Data excerpts:
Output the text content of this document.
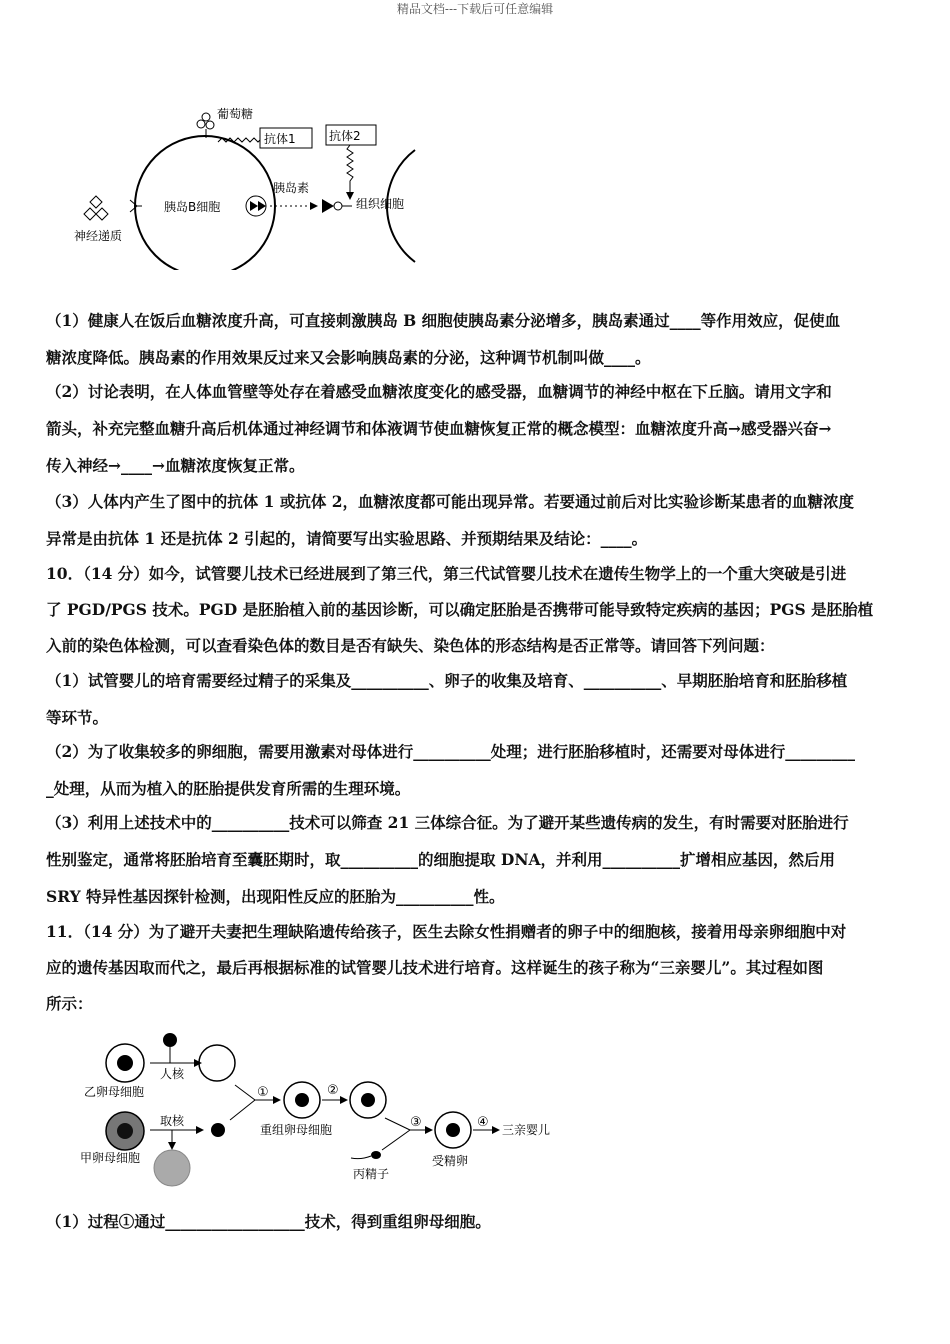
精品文档---下载后可任意编辑
葡萄糖
抗体1	抗体2
胰岛素
神经递质
胰岛B细胞	组织细胞
（1）健康人在饭后血糖浓度升高，可直接刺激胰岛 B 细胞使胰岛素分泌增多，胰岛素通过____等作用效应，促使血
糖浓度降低。胰岛素的作用效果反过来又会影响胰岛素的分泌，这种调节机制叫做____。
（2）讨论表明，在人体血管壁等处存在着感受血糖浓度变化的感受器，血糖调节的神经中枢在下丘脑。请用文字和
箭头，补充完整血糖升高后机体通过神经调节和体液调节使血糖恢复正常的概念模型：血糖浓度升高→感受器兴奋→
传入神经→____→血糖浓度恢复正常。
（3）人体内产生了图中的抗体 1 或抗体 2，血糖浓度都可能出现异常。若要通过前后对比实验诊断某患者的血糖浓度
异常是由抗体 1 还是抗体 2 引起的，请简要写出实验思路、并预期结果及结论：____。
10．（14 分）如今，试管婴儿技术已经进展到了第三代，第三代试管婴儿技术在遗传生物学上的一个重大突破是引进
了 PGD/PGS 技术。PGD 是胚胎植入前的基因诊断，可以确定胚胎是否携带可能导致特定疾病的基因；PGS 是胚胎植
入前的染色体检测，可以查看染色体的数目是否有缺失、染色体的形态结构是否正常等。请回答下列问题：
（1）试管婴儿的培育需要经过精子的采集及__________、卵子的收集及培育、__________、早期胚胎培育和胚胎移植
等环节。
（2）为了收集较多的卵细胞，需要用激素对母体进行__________处理；进行胚胎移植时，还需要对母体进行_________
_处理，从而为植入的胚胎提供发育所需的生理环境。
（3）利用上述技术中的__________技术可以筛查 21 三体综合征。为了避开某些遗传病的发生，有时需要对胚胎进行
性别鉴定，通常将胚胎培育至囊胚期时，取__________的细胞提取 DNA，并利用__________扩增相应基因，然后用
SRY 特异性基因探针检测，出现阳性反应的胚胎为__________性。
11．（14 分）为了避开夫妻把生理缺陷遗传给孩子，医生去除女性捐赠者的卵子中的细胞核，接着用母亲卵细胞中对
应的遗传基因取而代之，最后再根据标准的试管婴儿技术进行培育。这样诞生的孩子称为“三亲婴儿”。其过程如图
所示：
乙卵母细胞
人核
甲卵母细胞
取核
①
重组卵母细胞
②
丙精子
③
受精卵
④ 三亲婴儿
（1）过程①通过__________________技术，得到重组卵母细胞。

● **Objective**:
Each line of the material must be retyped exactly, except that images are omitted.

● **Written answer**:
Output the text content of this document.
精品文档---下载后可任意编辑
葡萄糖
抗体1	抗体2
胰岛素
神经递质
胰岛B细胞	组织细胞
（1）健康人在饭后血糖浓度升高，可直接刺激胰岛 B 细胞使胰岛素分泌增多，胰岛素通过____等作用效应，促使血
糖浓度降低。胰岛素的作用效果反过来又会影响胰岛素的分泌，这种调节机制叫做____。
（2）讨论表明，在人体血管壁等处存在着感受血糖浓度变化的感受器，血糖调节的神经中枢在下丘脑。请用文字和
箭头，补充完整血糖升高后机体通过神经调节和体液调节使血糖恢复正常的概念模型：血糖浓度升高→感受器兴奋→
传入神经→____→血糖浓度恢复正常。
（3）人体内产生了图中的抗体 1 或抗体 2，血糖浓度都可能出现异常。若要通过前后对比实验诊断某患者的血糖浓度
异常是由抗体 1 还是抗体 2 引起的，请简要写出实验思路、并预期结果及结论：____。
10．（14 分）如今，试管婴儿技术已经进展到了第三代，第三代试管婴儿技术在遗传生物学上的一个重大突破是引进
了 PGD/PGS 技术。PGD 是胚胎植入前的基因诊断，可以确定胚胎是否携带可能导致特定疾病的基因；PGS 是胚胎植
入前的染色体检测，可以查看染色体的数目是否有缺失、染色体的形态结构是否正常等。请回答下列问题：
（1）试管婴儿的培育需要经过精子的采集及__________、卵子的收集及培育、__________、早期胚胎培育和胚胎移植
等环节。
（2）为了收集较多的卵细胞，需要用激素对母体进行__________处理；进行胚胎移植时，还需要对母体进行_________
_处理，从而为植入的胚胎提供发育所需的生理环境。
（3）利用上述技术中的__________技术可以筛查 21 三体综合征。为了避开某些遗传病的发生，有时需要对胚胎进行
性别鉴定，通常将胚胎培育至囊胚期时，取__________的细胞提取 DNA，并利用__________扩增相应基因，然后用
SRY 特异性基因探针检测，出现阳性反应的胚胎为__________性。
11．（14 分）为了避开夫妻把生理缺陷遗传给孩子，医生去除女性捐赠者的卵子中的细胞核，接着用母亲卵细胞中对
应的遗传基因取而代之，最后再根据标准的试管婴儿技术进行培育。这样诞生的孩子称为“三亲婴儿”。其过程如图
所示：
乙卵母细胞
人核
甲卵母细胞
取核
①
重组卵母细胞
②
丙精子
③
受精卵
④ 三亲婴儿
（1）过程①通过__________________技术，得到重组卵母细胞。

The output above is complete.